Work to be completed — Give the entries again exactly, every one of them.
-- BEGIN Record excerpts --
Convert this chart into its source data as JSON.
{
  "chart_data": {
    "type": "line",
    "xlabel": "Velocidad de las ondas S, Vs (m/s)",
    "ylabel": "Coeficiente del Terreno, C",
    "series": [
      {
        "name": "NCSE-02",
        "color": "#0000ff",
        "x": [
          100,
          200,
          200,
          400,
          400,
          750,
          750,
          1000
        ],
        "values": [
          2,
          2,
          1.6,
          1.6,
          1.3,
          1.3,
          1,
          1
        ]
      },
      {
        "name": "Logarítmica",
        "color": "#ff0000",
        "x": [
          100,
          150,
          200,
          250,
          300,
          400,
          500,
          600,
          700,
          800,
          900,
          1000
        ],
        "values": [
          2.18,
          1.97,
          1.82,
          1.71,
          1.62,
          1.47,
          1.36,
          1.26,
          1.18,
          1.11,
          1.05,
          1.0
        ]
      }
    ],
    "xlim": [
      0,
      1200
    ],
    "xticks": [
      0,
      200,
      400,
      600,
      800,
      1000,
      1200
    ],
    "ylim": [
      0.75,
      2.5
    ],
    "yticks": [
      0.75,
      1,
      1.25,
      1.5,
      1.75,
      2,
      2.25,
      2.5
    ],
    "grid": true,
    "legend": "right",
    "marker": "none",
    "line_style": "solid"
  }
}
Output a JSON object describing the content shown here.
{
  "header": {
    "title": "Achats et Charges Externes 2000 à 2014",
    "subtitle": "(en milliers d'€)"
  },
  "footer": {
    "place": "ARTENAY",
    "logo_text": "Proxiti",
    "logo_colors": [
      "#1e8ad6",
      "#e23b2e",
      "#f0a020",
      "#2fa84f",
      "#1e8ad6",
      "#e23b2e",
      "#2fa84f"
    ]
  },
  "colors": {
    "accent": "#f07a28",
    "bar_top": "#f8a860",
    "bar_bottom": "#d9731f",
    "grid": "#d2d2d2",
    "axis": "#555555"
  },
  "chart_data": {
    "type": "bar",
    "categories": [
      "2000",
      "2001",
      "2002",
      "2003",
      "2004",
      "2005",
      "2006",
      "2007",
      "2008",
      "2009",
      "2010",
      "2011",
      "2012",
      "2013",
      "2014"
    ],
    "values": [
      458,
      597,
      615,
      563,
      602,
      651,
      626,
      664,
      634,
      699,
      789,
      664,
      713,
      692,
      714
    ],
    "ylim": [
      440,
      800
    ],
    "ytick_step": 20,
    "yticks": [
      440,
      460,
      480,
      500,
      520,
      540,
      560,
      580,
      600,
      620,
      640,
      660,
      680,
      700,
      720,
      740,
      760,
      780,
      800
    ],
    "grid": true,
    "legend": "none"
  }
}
-- END Record excerpts --
Task result —
Convert this chart into its source data as JSON.
{
  "chart_data": {
    "type": "line",
    "xlabel": "Velocidad de las ondas S, Vs (m/s)",
    "ylabel": "Coeficiente del Terreno, C",
    "series": [
      {
        "name": "NCSE-02",
        "color": "#0000ff",
        "x": [
          100,
          200,
          200,
          400,
          400,
          750,
          750,
          1000
        ],
        "values": [
          2,
          2,
          1.6,
          1.6,
          1.3,
          1.3,
          1,
          1
        ]
      },
      {
        "name": "Logarítmica",
        "color": "#ff0000",
        "x": [
          100,
          150,
          200,
          250,
          300,
          400,
          500,
          600,
          700,
          800,
          900,
          1000
        ],
        "values": [
          2.18,
          1.97,
          1.82,
          1.71,
          1.62,
          1.47,
          1.36,
          1.26,
          1.18,
          1.11,
          1.05,
          1.0
        ]
      }
    ],
    "xlim": [
      0,
      1200
    ],
    "xticks": [
      0,
      200,
      400,
      600,
      800,
      1000,
      1200
    ],
    "ylim": [
      0.75,
      2.5
    ],
    "yticks": [
      0.75,
      1,
      1.25,
      1.5,
      1.75,
      2,
      2.25,
      2.5
    ],
    "grid": true,
    "legend": "right",
    "marker": "none",
    "line_style": "solid"
  }
}
Output a JSON object describing the content shown here.
{
  "header": {
    "title": "Achats et Charges Externes 2000 à 2014",
    "subtitle": "(en milliers d'€)"
  },
  "footer": {
    "place": "ARTENAY",
    "logo_text": "Proxiti",
    "logo_colors": [
      "#1e8ad6",
      "#e23b2e",
      "#f0a020",
      "#2fa84f",
      "#1e8ad6",
      "#e23b2e",
      "#2fa84f"
    ]
  },
  "colors": {
    "accent": "#f07a28",
    "bar_top": "#f8a860",
    "bar_bottom": "#d9731f",
    "grid": "#d2d2d2",
    "axis": "#555555"
  },
  "chart_data": {
    "type": "bar",
    "categories": [
      "2000",
      "2001",
      "2002",
      "2003",
      "2004",
      "2005",
      "2006",
      "2007",
      "2008",
      "2009",
      "2010",
      "2011",
      "2012",
      "2013",
      "2014"
    ],
    "values": [
      458,
      597,
      615,
      563,
      602,
      651,
      626,
      664,
      634,
      699,
      789,
      664,
      713,
      692,
      714
    ],
    "ylim": [
      440,
      800
    ],
    "ytick_step": 20,
    "yticks": [
      440,
      460,
      480,
      500,
      520,
      540,
      560,
      580,
      600,
      620,
      640,
      660,
      680,
      700,
      720,
      740,
      760,
      780,
      800
    ],
    "grid": true,
    "legend": "none"
  }
}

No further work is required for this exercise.